• [Exercise]:
State how many lines in the listing below include the word "做人要实", and add nothing besides the number.
═════ Records to process
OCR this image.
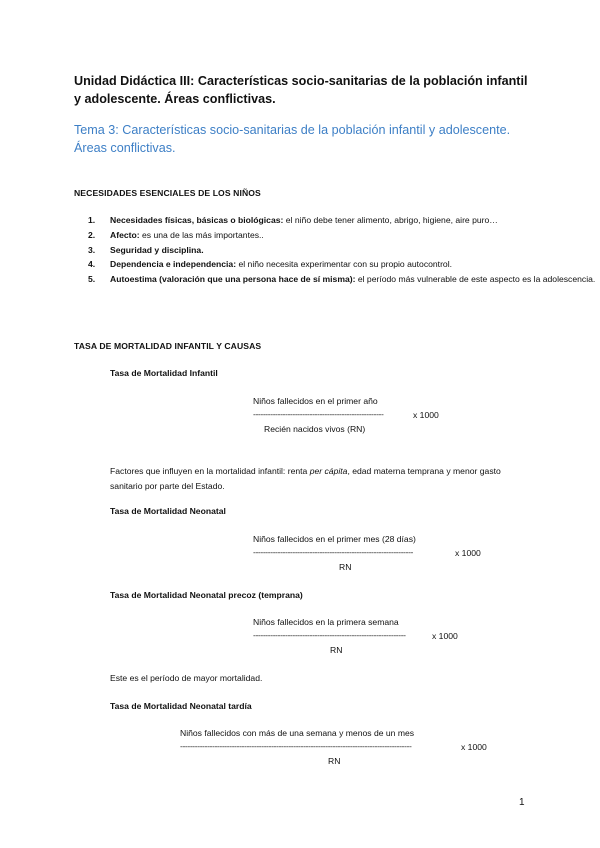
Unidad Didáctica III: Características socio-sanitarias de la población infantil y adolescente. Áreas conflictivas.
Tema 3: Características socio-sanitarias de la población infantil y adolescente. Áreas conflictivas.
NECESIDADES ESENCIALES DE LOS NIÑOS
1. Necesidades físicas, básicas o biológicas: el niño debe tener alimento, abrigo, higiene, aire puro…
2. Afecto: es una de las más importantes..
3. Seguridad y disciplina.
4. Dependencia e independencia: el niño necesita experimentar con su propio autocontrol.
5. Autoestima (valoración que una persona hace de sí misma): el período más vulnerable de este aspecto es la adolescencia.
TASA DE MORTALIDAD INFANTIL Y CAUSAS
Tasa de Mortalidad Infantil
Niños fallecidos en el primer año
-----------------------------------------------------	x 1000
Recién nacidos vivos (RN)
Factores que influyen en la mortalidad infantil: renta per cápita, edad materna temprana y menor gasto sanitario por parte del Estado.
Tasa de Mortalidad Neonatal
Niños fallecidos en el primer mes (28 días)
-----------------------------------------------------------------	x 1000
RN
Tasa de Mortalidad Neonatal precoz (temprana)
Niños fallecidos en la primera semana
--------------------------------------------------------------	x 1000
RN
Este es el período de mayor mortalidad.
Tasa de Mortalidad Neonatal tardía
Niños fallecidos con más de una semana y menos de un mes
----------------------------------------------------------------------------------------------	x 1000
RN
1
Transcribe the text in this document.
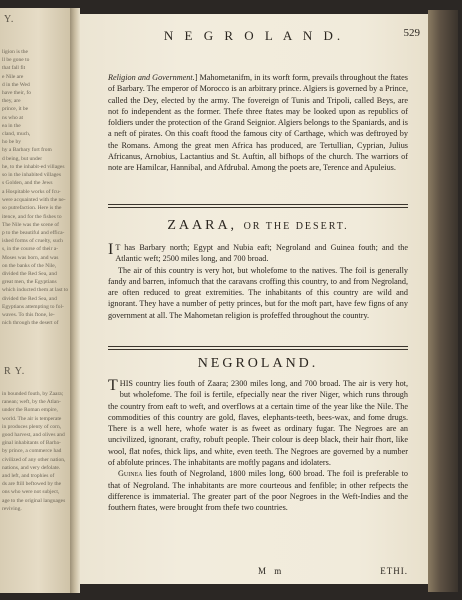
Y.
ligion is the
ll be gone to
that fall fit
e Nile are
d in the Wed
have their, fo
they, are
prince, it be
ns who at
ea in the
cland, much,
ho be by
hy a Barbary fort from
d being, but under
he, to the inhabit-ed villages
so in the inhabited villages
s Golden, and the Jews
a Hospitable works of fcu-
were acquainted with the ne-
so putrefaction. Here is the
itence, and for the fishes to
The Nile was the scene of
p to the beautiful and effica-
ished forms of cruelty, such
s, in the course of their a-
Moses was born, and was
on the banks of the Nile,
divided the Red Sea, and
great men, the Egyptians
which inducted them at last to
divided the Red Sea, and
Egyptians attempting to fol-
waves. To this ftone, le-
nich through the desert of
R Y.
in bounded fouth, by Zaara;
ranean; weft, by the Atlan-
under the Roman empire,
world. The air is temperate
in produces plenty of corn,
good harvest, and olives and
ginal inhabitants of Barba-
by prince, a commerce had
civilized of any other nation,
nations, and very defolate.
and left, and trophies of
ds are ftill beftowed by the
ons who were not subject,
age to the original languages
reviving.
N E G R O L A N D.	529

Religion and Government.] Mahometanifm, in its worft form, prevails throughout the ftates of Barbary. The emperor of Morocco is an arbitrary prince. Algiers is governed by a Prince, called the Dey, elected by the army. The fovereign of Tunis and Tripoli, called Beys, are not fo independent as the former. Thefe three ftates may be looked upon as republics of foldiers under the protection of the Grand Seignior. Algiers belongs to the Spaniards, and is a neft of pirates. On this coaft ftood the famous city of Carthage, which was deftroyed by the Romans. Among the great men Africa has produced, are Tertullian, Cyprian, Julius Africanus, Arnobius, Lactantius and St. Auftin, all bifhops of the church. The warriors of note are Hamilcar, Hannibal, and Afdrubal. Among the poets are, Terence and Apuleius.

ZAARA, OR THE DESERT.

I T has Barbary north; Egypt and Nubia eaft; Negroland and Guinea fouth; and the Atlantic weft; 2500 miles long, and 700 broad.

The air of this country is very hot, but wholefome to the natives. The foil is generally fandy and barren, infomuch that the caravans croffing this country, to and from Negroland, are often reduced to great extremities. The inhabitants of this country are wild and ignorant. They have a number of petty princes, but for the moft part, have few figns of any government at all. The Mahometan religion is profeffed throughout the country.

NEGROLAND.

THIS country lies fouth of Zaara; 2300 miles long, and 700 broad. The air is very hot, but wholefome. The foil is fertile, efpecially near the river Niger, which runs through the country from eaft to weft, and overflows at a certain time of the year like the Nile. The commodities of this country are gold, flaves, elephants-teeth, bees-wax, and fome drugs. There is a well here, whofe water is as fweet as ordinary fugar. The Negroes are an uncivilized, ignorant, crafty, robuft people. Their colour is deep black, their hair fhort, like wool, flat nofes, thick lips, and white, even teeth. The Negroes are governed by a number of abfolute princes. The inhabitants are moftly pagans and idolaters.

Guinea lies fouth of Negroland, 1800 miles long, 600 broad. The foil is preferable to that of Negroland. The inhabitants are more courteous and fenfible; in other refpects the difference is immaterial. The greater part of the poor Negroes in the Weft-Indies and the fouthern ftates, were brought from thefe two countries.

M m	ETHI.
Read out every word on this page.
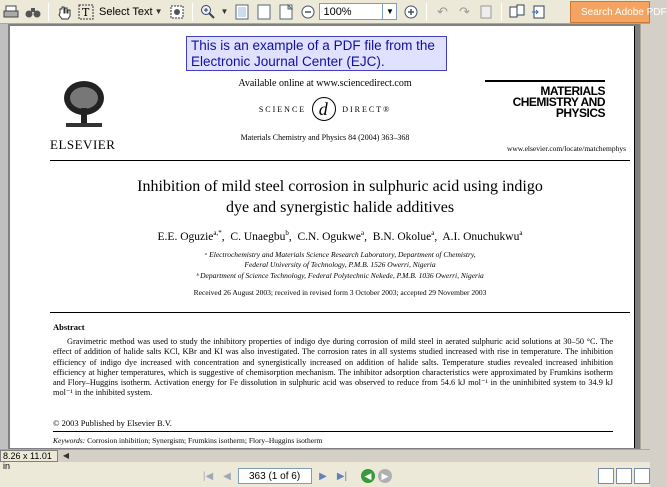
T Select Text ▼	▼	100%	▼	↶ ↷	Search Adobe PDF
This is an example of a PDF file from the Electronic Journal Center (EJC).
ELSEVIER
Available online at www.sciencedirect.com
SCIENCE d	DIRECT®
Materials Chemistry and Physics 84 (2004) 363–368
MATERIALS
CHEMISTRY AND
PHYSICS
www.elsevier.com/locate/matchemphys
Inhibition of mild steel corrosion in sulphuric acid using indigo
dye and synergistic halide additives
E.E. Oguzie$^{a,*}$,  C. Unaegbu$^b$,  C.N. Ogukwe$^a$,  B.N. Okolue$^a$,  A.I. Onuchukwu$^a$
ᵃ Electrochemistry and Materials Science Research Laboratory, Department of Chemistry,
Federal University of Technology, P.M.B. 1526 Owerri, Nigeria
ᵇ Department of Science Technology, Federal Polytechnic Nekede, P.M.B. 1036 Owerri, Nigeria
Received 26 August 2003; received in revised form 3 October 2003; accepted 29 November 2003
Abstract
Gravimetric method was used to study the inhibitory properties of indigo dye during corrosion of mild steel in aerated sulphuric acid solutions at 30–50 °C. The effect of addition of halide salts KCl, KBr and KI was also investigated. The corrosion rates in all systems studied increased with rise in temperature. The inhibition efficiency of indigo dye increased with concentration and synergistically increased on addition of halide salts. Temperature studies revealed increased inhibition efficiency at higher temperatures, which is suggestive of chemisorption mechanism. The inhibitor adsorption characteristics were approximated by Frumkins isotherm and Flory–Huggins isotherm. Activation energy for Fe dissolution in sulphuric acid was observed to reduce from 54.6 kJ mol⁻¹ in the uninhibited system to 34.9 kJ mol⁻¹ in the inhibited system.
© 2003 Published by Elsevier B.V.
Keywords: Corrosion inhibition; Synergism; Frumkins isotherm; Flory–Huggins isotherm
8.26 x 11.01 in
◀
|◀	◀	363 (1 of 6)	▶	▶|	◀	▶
══════════
═════ Records to process
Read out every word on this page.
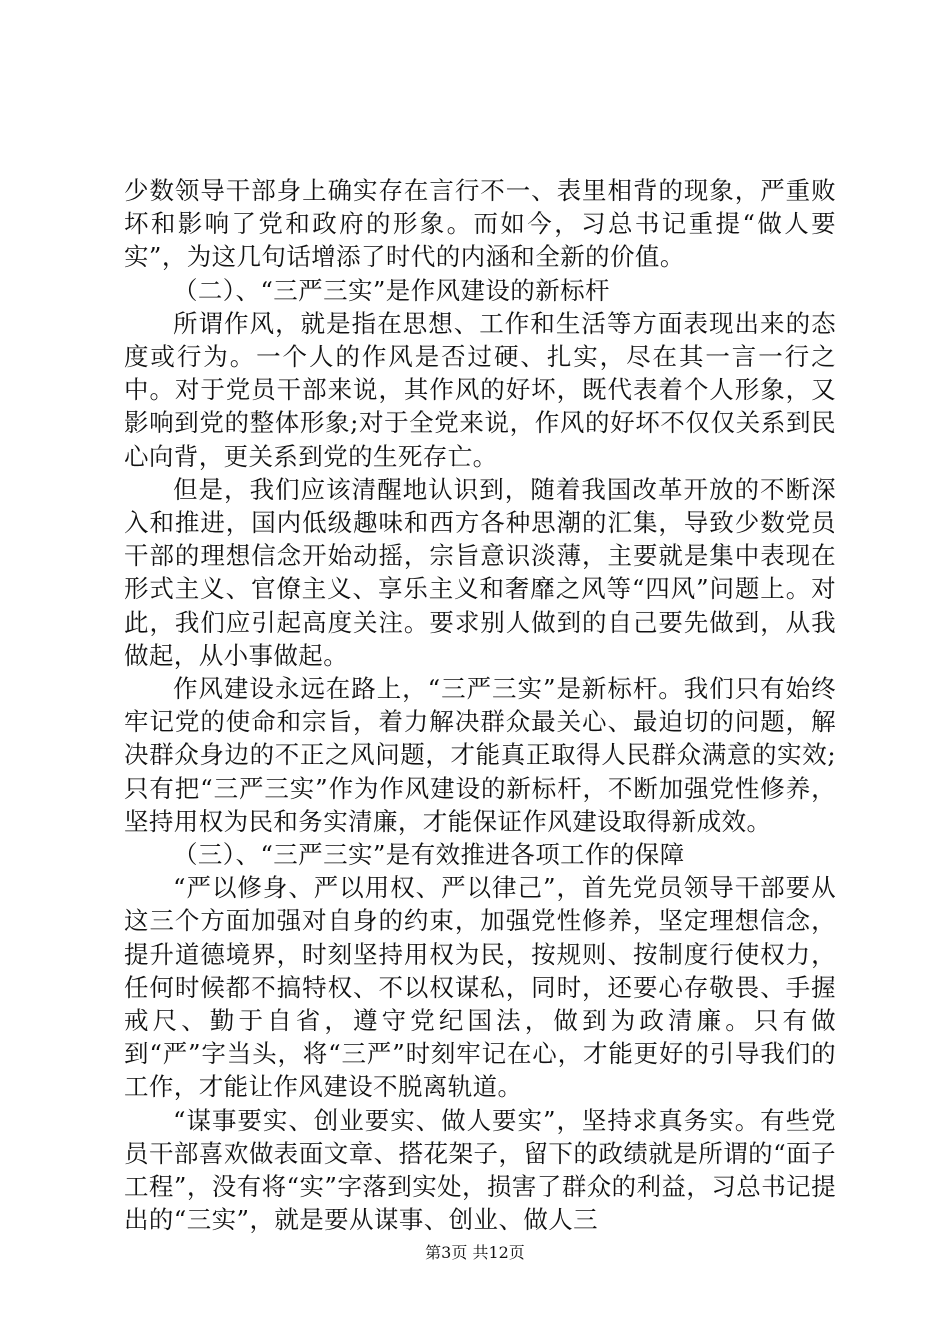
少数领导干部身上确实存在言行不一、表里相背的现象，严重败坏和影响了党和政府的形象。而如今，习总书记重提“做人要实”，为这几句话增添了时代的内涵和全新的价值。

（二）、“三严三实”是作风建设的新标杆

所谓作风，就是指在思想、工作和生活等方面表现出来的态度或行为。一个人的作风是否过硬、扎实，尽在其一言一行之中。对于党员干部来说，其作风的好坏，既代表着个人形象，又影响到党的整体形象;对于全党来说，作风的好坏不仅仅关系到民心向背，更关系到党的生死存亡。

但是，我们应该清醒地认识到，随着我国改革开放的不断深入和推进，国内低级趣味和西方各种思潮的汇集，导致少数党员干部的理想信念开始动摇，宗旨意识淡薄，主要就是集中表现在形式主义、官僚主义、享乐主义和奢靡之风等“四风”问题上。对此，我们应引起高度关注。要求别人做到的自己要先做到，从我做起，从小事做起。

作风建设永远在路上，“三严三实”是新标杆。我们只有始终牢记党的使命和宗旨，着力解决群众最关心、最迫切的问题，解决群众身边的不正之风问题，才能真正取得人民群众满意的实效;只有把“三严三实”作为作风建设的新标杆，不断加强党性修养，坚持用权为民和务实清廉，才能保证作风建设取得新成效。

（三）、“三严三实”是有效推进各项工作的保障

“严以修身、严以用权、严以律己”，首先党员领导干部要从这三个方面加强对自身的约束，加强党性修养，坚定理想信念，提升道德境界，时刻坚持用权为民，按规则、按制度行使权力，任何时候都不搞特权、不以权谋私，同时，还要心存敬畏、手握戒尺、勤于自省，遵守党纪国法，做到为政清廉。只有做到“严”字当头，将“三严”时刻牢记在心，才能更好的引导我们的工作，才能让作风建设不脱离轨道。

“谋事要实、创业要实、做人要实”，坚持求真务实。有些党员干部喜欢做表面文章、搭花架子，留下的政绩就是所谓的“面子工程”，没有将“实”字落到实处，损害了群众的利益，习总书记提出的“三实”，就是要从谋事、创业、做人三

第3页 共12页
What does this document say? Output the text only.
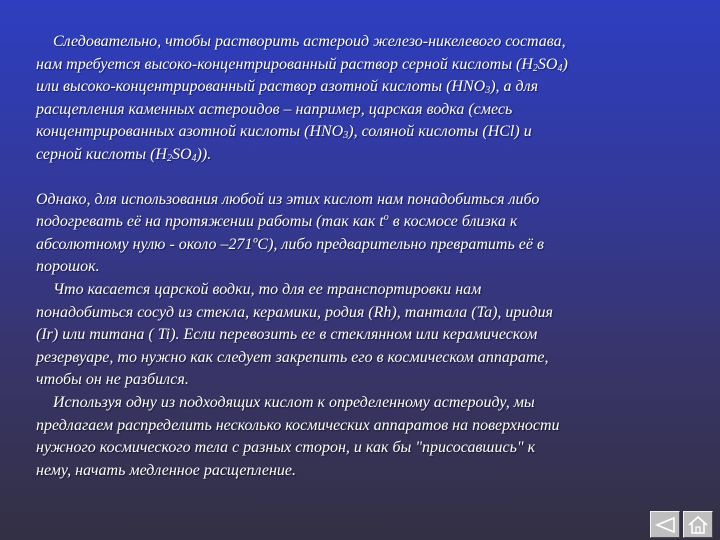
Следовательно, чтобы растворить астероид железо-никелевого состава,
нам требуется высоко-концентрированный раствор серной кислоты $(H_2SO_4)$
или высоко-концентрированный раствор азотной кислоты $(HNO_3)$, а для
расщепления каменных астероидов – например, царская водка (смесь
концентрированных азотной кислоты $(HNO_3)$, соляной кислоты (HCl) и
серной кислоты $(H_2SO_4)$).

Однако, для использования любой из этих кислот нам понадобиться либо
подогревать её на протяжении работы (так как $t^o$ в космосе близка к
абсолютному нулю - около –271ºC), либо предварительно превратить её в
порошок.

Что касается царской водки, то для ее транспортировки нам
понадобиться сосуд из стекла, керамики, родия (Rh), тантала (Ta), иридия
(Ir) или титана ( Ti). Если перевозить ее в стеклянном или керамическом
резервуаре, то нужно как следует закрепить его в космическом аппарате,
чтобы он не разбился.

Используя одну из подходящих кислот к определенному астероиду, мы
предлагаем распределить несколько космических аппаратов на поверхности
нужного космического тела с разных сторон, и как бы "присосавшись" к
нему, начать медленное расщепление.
══════════
• [Answer]:
2